Reading passage:
-*-*-

CEPII, Recherche et Expertise sur l'economie mondiale
Do Unit Labor Costs Matter? A Decomposition Exercise on European Data


Sophie Piton

 Highlights :
  • Since the introduction of the Euro, unit labour costs increased by much faster in the periphery than in core countries. This paper asks why this happened. Is it the result of distortionary public spending, or the consequence of economic integration?
  • It builds a model of a small open economy with a tradable and a non-tradable sector. This model provides a decomposition of unit labour costs growth into various effects of economic integration (both trade and financial integration) and policy intervention.
  • Using a novel dataset, the contribution of each effect of economic integration and policy intervention are quantified for 12 countries of the Euro area from 1995 to 2014.
  • Results show that trade and financial integration is a significant driver of unit labor costs divergence. On the contrary, distortionary public spending plays a minor role.

-*-*-

Data extract:

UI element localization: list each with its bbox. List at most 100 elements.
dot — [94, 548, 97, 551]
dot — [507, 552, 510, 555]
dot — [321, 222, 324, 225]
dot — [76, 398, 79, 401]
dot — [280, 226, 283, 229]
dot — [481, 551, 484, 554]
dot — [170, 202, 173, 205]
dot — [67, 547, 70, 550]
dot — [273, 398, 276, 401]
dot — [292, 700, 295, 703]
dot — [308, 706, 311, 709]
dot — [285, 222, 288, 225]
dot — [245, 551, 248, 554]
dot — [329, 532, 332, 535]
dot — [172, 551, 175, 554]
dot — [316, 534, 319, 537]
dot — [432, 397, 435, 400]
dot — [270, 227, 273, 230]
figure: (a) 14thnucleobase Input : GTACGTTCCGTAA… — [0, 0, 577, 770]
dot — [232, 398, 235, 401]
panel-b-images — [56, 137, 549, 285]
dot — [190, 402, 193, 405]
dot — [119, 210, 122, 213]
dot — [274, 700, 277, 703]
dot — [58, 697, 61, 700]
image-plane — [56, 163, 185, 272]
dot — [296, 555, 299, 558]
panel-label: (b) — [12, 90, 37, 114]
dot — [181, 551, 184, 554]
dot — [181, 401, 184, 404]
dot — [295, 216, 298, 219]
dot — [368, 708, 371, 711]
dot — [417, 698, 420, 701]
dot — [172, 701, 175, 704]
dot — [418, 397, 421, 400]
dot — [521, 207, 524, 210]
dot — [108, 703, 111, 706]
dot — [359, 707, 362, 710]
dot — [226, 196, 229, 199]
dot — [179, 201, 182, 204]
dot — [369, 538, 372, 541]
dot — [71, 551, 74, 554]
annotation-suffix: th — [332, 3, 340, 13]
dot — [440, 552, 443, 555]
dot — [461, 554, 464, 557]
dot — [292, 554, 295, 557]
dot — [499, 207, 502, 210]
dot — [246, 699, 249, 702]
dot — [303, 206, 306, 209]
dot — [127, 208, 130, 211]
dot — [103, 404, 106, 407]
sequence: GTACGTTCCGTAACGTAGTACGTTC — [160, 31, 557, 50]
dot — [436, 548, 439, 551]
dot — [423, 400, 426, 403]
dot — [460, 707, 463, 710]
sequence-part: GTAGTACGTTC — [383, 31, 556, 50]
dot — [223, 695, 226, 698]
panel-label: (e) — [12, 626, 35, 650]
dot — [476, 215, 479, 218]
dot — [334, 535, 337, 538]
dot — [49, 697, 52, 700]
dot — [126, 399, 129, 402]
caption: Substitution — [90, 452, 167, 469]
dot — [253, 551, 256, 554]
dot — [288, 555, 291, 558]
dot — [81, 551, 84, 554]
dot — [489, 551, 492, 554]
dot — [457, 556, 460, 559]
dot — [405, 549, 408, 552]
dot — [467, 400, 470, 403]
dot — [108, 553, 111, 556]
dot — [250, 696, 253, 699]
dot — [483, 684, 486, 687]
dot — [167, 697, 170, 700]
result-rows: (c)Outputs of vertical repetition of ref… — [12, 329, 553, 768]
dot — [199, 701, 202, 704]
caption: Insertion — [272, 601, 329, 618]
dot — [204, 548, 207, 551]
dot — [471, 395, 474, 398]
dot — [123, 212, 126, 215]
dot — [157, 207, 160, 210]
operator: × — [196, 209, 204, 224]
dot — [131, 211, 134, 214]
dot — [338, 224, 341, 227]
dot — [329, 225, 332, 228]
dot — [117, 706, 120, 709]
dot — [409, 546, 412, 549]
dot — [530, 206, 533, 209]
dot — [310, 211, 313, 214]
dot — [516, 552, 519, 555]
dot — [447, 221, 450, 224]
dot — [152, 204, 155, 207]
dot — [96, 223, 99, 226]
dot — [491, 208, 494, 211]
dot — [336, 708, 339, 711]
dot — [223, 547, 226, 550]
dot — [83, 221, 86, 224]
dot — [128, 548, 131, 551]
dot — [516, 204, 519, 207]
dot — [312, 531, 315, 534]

-*-*-

Written tasks:
A. List every number, years included, that appears in the highlights on unit labor costs in the euro area.
B. Extend the highlights on unit labor costs in the euro area beyond their last point.
Nothing in the records is needed for the work that follows.

Answers to the exercises:
A. 12, 1995, 2014

B.
 Résumé :
From the introduction of the Euro up to the 2008 global financial crisis, macroeconomic imbalances widened among Member States. This divergence took the form of strong differences in the dynamics of unit labour costs. This paper asks why this happened. Is it the result of distortionary public spending, or the consequence of economic integration? To answer this question, this paper builds a theoretical framework that is able to provide a decomposition of unit labour costs growth into various effects of economic integration and policy intervention. Using a novel dataset, it then measures the contribution of each effect to the dynamics of unit labour costs in 12 countries of the Euro area from 1995 to 2014. Results show that trade and financial integration are significant drivers of unit labour costs divergence. Before the global financial crisis, in Greece and Portugal for example, trade and financial integration explain up to 30% of the increase in unit labour costs relative to core countries. On the contrary, distortionary public spending plays a minor role. These results suggest that, in peripheral economies, increasing unit labour costs reflect more the process of real convergence than fiscal profligacy.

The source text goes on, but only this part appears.